## BEGIN Entries supplied
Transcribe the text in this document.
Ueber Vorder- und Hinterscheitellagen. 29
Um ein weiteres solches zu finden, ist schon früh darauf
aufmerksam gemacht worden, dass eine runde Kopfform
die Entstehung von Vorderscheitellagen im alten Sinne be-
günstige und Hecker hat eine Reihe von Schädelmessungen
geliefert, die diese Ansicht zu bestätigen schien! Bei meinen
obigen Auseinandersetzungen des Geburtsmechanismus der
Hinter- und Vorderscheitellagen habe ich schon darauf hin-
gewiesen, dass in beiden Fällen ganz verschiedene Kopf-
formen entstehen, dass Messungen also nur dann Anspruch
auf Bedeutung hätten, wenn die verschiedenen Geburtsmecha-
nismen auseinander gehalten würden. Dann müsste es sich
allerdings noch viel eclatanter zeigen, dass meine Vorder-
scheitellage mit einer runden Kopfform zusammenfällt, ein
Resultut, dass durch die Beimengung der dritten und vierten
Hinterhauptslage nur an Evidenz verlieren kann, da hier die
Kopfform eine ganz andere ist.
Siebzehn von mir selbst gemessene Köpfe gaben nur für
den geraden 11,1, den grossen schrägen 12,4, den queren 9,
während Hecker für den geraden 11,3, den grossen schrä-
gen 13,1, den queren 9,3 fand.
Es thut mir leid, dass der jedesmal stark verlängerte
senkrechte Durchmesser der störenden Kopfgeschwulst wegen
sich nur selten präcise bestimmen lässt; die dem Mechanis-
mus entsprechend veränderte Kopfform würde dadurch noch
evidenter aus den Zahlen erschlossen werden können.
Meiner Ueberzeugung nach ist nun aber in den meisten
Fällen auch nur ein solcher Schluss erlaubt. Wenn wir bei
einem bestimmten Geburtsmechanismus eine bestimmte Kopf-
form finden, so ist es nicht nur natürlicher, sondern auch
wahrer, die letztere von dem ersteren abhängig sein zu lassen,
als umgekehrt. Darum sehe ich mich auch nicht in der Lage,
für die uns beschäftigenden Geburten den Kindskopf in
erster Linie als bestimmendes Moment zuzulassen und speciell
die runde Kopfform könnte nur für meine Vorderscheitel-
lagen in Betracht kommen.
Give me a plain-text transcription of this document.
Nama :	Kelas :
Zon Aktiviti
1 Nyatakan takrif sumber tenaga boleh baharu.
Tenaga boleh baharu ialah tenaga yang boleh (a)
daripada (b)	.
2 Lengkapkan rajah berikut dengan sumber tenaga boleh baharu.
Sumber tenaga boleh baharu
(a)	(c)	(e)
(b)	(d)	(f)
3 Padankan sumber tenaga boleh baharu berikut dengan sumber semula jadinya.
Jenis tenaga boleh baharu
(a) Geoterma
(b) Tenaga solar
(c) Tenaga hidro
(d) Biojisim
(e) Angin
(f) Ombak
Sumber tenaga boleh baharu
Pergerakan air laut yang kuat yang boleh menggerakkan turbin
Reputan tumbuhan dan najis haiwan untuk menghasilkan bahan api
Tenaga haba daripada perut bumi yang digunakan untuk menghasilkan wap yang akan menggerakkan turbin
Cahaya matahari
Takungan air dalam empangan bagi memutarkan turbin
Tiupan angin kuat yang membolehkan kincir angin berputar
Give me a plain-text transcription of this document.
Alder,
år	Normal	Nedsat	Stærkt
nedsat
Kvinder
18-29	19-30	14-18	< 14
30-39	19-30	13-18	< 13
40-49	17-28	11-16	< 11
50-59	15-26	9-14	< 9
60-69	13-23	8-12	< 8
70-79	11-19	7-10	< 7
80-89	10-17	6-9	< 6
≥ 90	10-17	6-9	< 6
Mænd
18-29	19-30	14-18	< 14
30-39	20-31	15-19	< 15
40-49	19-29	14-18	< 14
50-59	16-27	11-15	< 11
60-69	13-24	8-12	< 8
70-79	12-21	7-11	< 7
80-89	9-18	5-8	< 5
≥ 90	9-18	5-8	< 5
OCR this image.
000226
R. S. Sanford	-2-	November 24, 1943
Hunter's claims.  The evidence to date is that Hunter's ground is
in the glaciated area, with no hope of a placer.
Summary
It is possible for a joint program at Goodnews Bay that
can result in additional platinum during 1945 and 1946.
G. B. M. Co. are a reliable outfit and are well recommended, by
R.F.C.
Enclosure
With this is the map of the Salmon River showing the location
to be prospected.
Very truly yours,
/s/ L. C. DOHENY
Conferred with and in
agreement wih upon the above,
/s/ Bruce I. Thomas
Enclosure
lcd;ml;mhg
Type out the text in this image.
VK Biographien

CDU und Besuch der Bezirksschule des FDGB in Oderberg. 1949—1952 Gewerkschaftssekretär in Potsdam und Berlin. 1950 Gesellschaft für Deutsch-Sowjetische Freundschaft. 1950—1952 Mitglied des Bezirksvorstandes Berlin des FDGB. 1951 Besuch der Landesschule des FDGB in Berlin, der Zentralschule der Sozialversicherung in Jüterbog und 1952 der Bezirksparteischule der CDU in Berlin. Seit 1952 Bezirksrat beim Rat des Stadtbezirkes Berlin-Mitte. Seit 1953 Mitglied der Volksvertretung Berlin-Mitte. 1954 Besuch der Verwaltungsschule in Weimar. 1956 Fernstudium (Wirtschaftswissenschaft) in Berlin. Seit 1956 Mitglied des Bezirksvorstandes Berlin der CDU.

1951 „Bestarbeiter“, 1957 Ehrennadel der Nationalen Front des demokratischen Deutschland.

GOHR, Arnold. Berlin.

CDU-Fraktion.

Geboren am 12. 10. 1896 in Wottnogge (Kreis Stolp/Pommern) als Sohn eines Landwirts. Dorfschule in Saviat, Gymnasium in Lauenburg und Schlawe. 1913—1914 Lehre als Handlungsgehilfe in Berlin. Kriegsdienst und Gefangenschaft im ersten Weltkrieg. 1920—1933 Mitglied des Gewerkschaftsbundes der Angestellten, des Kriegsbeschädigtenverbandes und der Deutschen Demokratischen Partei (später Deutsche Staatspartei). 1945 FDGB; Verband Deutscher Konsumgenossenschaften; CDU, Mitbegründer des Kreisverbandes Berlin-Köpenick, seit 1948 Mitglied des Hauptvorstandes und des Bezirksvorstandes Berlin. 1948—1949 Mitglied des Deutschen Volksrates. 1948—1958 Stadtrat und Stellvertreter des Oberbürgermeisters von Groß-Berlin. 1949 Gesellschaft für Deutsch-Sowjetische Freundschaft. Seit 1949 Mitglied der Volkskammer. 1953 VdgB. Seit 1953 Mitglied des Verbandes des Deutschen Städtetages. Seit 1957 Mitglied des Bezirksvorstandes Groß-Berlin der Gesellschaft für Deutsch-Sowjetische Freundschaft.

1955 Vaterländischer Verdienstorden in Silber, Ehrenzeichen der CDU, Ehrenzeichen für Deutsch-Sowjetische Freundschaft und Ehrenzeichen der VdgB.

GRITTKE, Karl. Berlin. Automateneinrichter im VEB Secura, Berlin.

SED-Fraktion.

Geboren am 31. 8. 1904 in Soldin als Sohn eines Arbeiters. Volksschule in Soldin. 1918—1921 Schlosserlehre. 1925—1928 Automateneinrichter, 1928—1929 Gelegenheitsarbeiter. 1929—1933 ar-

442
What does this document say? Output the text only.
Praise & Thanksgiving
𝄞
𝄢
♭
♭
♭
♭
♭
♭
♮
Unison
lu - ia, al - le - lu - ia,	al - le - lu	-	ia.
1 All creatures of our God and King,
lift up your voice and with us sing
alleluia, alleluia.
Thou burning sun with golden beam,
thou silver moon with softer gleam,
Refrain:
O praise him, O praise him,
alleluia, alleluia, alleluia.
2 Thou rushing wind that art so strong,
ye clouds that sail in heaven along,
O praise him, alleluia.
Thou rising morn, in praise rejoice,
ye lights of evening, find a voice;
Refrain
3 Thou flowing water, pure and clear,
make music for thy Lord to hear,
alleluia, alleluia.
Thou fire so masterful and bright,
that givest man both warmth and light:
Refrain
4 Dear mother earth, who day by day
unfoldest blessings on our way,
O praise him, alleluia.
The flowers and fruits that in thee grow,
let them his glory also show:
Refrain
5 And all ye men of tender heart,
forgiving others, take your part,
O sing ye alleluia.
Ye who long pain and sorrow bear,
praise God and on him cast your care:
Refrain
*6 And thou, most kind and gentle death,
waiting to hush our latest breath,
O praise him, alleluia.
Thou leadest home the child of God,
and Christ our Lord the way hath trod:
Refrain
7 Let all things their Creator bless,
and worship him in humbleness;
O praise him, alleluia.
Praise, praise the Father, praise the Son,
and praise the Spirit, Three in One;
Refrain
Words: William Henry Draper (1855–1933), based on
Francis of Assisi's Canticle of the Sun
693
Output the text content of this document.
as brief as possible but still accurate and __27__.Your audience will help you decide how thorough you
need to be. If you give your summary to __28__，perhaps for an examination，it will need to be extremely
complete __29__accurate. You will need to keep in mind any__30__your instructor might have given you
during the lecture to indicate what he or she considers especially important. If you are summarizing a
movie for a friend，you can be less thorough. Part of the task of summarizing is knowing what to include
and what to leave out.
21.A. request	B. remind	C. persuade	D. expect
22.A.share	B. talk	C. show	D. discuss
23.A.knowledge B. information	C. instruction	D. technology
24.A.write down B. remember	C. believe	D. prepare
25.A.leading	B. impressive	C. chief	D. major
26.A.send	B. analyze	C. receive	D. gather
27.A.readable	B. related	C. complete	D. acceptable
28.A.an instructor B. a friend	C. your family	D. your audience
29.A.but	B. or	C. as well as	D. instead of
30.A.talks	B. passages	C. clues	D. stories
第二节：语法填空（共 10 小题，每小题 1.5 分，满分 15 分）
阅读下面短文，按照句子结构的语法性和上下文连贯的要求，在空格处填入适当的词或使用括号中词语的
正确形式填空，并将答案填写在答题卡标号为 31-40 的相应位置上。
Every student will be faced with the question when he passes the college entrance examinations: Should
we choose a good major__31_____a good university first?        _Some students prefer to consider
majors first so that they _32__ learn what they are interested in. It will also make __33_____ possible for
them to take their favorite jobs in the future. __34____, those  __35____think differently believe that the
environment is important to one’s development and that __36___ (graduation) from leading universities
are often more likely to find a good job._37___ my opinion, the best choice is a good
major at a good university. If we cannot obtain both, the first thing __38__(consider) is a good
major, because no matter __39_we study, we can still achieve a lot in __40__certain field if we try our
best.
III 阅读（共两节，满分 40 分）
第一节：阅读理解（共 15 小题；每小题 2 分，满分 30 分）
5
## END Entries supplied
Problem requirements: Looking at the material above, count the lines that hold "them" and give the total alone.

The answer: 2